DIRECTIONS →
Output every line below exactly.

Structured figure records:

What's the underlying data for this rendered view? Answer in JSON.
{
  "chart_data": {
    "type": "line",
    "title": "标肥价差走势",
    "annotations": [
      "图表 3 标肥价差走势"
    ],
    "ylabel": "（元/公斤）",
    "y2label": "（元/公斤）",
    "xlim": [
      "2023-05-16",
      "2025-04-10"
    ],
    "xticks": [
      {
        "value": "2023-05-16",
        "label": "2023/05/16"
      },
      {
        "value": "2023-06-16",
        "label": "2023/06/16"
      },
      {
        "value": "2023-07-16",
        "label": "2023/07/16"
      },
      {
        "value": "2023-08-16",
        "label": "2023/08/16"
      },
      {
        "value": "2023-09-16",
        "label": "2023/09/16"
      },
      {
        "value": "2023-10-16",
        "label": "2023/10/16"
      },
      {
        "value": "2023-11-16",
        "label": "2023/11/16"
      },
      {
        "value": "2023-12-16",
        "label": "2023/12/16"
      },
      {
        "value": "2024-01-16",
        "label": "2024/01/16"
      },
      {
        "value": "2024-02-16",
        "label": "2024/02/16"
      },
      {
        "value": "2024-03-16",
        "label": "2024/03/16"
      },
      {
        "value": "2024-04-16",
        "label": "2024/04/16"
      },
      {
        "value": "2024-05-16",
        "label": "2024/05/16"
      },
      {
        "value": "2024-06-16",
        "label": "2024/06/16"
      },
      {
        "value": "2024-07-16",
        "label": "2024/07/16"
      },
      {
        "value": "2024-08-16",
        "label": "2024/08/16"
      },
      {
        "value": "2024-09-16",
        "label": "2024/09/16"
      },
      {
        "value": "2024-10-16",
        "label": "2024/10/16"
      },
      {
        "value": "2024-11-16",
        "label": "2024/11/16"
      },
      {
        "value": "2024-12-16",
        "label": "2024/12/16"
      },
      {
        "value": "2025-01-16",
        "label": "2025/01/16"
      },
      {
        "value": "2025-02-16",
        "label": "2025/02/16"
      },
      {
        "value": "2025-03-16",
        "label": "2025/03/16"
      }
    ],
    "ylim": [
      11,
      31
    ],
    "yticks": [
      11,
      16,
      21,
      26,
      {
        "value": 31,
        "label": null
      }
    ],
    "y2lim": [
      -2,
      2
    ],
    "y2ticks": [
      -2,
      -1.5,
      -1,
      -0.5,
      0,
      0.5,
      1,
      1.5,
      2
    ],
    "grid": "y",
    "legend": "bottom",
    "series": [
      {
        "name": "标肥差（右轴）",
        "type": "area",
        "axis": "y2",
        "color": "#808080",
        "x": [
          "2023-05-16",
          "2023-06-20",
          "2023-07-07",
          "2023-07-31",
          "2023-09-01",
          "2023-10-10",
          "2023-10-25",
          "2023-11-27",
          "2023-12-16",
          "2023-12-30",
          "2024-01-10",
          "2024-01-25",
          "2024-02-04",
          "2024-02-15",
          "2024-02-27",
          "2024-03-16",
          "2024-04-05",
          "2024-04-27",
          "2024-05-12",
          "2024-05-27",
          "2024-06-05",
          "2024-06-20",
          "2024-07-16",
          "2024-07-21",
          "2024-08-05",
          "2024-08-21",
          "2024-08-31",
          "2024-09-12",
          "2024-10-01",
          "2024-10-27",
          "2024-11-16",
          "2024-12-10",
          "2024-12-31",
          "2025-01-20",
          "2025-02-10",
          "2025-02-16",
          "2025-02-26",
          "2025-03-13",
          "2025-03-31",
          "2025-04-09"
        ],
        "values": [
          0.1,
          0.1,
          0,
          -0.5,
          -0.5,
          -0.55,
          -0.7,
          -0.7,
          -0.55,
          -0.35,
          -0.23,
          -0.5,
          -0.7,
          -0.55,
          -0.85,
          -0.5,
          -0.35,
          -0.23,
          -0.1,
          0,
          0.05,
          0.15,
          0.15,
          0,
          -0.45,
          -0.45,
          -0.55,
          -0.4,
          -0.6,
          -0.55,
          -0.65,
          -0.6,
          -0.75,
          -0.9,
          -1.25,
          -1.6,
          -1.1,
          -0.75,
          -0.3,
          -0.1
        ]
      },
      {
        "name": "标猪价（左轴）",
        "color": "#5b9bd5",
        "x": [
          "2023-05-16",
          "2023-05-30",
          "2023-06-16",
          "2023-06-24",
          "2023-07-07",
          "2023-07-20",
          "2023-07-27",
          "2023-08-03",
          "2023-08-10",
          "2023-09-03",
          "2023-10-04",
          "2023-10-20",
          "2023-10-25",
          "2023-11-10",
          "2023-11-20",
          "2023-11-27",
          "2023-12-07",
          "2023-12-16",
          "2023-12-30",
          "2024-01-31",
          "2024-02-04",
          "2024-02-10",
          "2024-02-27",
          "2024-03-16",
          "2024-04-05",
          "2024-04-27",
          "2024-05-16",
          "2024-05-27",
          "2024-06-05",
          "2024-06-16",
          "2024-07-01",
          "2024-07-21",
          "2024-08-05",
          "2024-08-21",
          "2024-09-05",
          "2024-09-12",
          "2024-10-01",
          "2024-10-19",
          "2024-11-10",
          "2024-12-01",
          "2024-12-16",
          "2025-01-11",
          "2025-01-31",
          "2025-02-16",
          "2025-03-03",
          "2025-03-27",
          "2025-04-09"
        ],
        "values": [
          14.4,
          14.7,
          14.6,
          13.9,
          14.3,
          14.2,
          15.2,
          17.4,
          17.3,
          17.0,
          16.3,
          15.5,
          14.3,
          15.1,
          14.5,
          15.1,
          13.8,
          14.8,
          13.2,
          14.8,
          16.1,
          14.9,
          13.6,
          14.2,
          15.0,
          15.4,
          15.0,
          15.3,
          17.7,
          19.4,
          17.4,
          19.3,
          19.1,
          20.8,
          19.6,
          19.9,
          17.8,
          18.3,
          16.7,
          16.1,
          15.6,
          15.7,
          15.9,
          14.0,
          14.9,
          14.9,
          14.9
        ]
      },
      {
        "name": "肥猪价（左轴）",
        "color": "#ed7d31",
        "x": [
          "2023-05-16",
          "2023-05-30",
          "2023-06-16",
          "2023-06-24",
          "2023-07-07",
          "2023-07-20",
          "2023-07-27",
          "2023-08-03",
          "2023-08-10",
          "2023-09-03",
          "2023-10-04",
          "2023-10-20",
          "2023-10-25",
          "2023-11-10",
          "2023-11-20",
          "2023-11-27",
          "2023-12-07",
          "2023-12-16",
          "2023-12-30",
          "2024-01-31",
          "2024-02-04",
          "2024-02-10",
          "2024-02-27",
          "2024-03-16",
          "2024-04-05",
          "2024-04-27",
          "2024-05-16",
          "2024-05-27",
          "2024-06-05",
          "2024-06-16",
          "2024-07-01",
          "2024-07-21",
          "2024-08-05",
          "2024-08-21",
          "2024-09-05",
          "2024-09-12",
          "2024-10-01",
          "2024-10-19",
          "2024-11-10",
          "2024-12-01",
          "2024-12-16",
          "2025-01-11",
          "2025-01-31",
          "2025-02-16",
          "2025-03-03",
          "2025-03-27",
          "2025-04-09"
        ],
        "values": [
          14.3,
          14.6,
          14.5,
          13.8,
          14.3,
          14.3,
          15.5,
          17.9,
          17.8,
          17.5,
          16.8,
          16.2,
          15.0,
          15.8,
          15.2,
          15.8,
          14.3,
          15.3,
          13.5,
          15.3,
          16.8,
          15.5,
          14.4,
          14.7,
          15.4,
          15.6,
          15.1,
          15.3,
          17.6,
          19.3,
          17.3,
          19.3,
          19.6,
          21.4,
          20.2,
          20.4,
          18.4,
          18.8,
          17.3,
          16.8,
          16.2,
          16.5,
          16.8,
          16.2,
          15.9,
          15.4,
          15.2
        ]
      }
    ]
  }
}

ANSWER TO THIS PROBLEM →
What's the underlying data for this rendered view? Answer in JSON.
{
  "chart_data": {
    "type": "line",
    "title": "标肥价差走势",
    "annotations": [
      "图表 3 标肥价差走势"
    ],
    "ylabel": "（元/公斤）",
    "y2label": "（元/公斤）",
    "xlim": [
      "2023-05-16",
      "2025-04-10"
    ],
    "xticks": [
      {
        "value": "2023-05-16",
        "label": "2023/05/16"
      },
      {
        "value": "2023-06-16",
        "label": "2023/06/16"
      },
      {
        "value": "2023-07-16",
        "label": "2023/07/16"
      },
      {
        "value": "2023-08-16",
        "label": "2023/08/16"
      },
      {
        "value": "2023-09-16",
        "label": "2023/09/16"
      },
      {
        "value": "2023-10-16",
        "label": "2023/10/16"
      },
      {
        "value": "2023-11-16",
        "label": "2023/11/16"
      },
      {
        "value": "2023-12-16",
        "label": "2023/12/16"
      },
      {
        "value": "2024-01-16",
        "label": "2024/01/16"
      },
      {
        "value": "2024-02-16",
        "label": "2024/02/16"
      },
      {
        "value": "2024-03-16",
        "label": "2024/03/16"
      },
      {
        "value": "2024-04-16",
        "label": "2024/04/16"
      },
      {
        "value": "2024-05-16",
        "label": "2024/05/16"
      },
      {
        "value": "2024-06-16",
        "label": "2024/06/16"
      },
      {
        "value": "2024-07-16",
        "label": "2024/07/16"
      },
      {
        "value": "2024-08-16",
        "label": "2024/08/16"
      },
      {
        "value": "2024-09-16",
        "label": "2024/09/16"
      },
      {
        "value": "2024-10-16",
        "label": "2024/10/16"
      },
      {
        "value": "2024-11-16",
        "label": "2024/11/16"
      },
      {
        "value": "2024-12-16",
        "label": "2024/12/16"
      },
      {
        "value": "2025-01-16",
        "label": "2025/01/16"
      },
      {
        "value": "2025-02-16",
        "label": "2025/02/16"
      },
      {
        "value": "2025-03-16",
        "label": "2025/03/16"
      }
    ],
    "ylim": [
      11,
      31
    ],
    "yticks": [
      11,
      16,
      21,
      26,
      {
        "value": 31,
        "label": null
      }
    ],
    "y2lim": [
      -2,
      2
    ],
    "y2ticks": [
      -2,
      -1.5,
      -1,
      -0.5,
      0,
      0.5,
      1,
      1.5,
      2
    ],
    "grid": "y",
    "legend": "bottom",
    "series": [
      {
        "name": "标肥差（右轴）",
        "type": "area",
        "axis": "y2",
        "color": "#808080",
        "x": [
          "2023-05-16",
          "2023-06-20",
          "2023-07-07",
          "2023-07-31",
          "2023-09-01",
          "2023-10-10",
          "2023-10-25",
          "2023-11-27",
          "2023-12-16",
          "2023-12-30",
          "2024-01-10",
          "2024-01-25",
          "2024-02-04",
          "2024-02-15",
          "2024-02-27",
          "2024-03-16",
          "2024-04-05",
          "2024-04-27",
          "2024-05-12",
          "2024-05-27",
          "2024-06-05",
          "2024-06-20",
          "2024-07-16",
          "2024-07-21",
          "2024-08-05",
          "2024-08-21",
          "2024-08-31",
          "2024-09-12",
          "2024-10-01",
          "2024-10-27",
          "2024-11-16",
          "2024-12-10",
          "2024-12-31",
          "2025-01-20",
          "2025-02-10",
          "2025-02-16",
          "2025-02-26",
          "2025-03-13",
          "2025-03-31",
          "2025-04-09"
        ],
        "values": [
          0.1,
          0.1,
          0,
          -0.5,
          -0.5,
          -0.55,
          -0.7,
          -0.7,
          -0.55,
          -0.35,
          -0.23,
          -0.5,
          -0.7,
          -0.55,
          -0.85,
          -0.5,
          -0.35,
          -0.23,
          -0.1,
          0,
          0.05,
          0.15,
          0.15,
          0,
          -0.45,
          -0.45,
          -0.55,
          -0.4,
          -0.6,
          -0.55,
          -0.65,
          -0.6,
          -0.75,
          -0.9,
          -1.25,
          -1.6,
          -1.1,
          -0.75,
          -0.3,
          -0.1
        ]
      },
      {
        "name": "标猪价（左轴）",
        "color": "#5b9bd5",
        "x": [
          "2023-05-16",
          "2023-05-30",
          "2023-06-16",
          "2023-06-24",
          "2023-07-07",
          "2023-07-20",
          "2023-07-27",
          "2023-08-03",
          "2023-08-10",
          "2023-09-03",
          "2023-10-04",
          "2023-10-20",
          "2023-10-25",
          "2023-11-10",
          "2023-11-20",
          "2023-11-27",
          "2023-12-07",
          "2023-12-16",
          "2023-12-30",
          "2024-01-31",
          "2024-02-04",
          "2024-02-10",
          "2024-02-27",
          "2024-03-16",
          "2024-04-05",
          "2024-04-27",
          "2024-05-16",
          "2024-05-27",
          "2024-06-05",
          "2024-06-16",
          "2024-07-01",
          "2024-07-21",
          "2024-08-05",
          "2024-08-21",
          "2024-09-05",
          "2024-09-12",
          "2024-10-01",
          "2024-10-19",
          "2024-11-10",
          "2024-12-01",
          "2024-12-16",
          "2025-01-11",
          "2025-01-31",
          "2025-02-16",
          "2025-03-03",
          "2025-03-27",
          "2025-04-09"
        ],
        "values": [
          14.4,
          14.7,
          14.6,
          13.9,
          14.3,
          14.2,
          15.2,
          17.4,
          17.3,
          17.0,
          16.3,
          15.5,
          14.3,
          15.1,
          14.5,
          15.1,
          13.8,
          14.8,
          13.2,
          14.8,
          16.1,
          14.9,
          13.6,
          14.2,
          15.0,
          15.4,
          15.0,
          15.3,
          17.7,
          19.4,
          17.4,
          19.3,
          19.1,
          20.8,
          19.6,
          19.9,
          17.8,
          18.3,
          16.7,
          16.1,
          15.6,
          15.7,
          15.9,
          14.0,
          14.9,
          14.9,
          14.9
        ]
      },
      {
        "name": "肥猪价（左轴）",
        "color": "#ed7d31",
        "x": [
          "2023-05-16",
          "2023-05-30",
          "2023-06-16",
          "2023-06-24",
          "2023-07-07",
          "2023-07-20",
          "2023-07-27",
          "2023-08-03",
          "2023-08-10",
          "2023-09-03",
          "2023-10-04",
          "2023-10-20",
          "2023-10-25",
          "2023-11-10",
          "2023-11-20",
          "2023-11-27",
          "2023-12-07",
          "2023-12-16",
          "2023-12-30",
          "2024-01-31",
          "2024-02-04",
          "2024-02-10",
          "2024-02-27",
          "2024-03-16",
          "2024-04-05",
          "2024-04-27",
          "2024-05-16",
          "2024-05-27",
          "2024-06-05",
          "2024-06-16",
          "2024-07-01",
          "2024-07-21",
          "2024-08-05",
          "2024-08-21",
          "2024-09-05",
          "2024-09-12",
          "2024-10-01",
          "2024-10-19",
          "2024-11-10",
          "2024-12-01",
          "2024-12-16",
          "2025-01-11",
          "2025-01-31",
          "2025-02-16",
          "2025-03-03",
          "2025-03-27",
          "2025-04-09"
        ],
        "values": [
          14.3,
          14.6,
          14.5,
          13.8,
          14.3,
          14.3,
          15.5,
          17.9,
          17.8,
          17.5,
          16.8,
          16.2,
          15.0,
          15.8,
          15.2,
          15.8,
          14.3,
          15.3,
          13.5,
          15.3,
          16.8,
          15.5,
          14.4,
          14.7,
          15.4,
          15.6,
          15.1,
          15.3,
          17.6,
          19.3,
          17.3,
          19.3,
          19.6,
          21.4,
          20.2,
          20.4,
          18.4,
          18.8,
          17.3,
          16.8,
          16.2,
          16.5,
          16.8,
          16.2,
          15.9,
          15.4,
          15.2
        ]
      }
    ]
  }
}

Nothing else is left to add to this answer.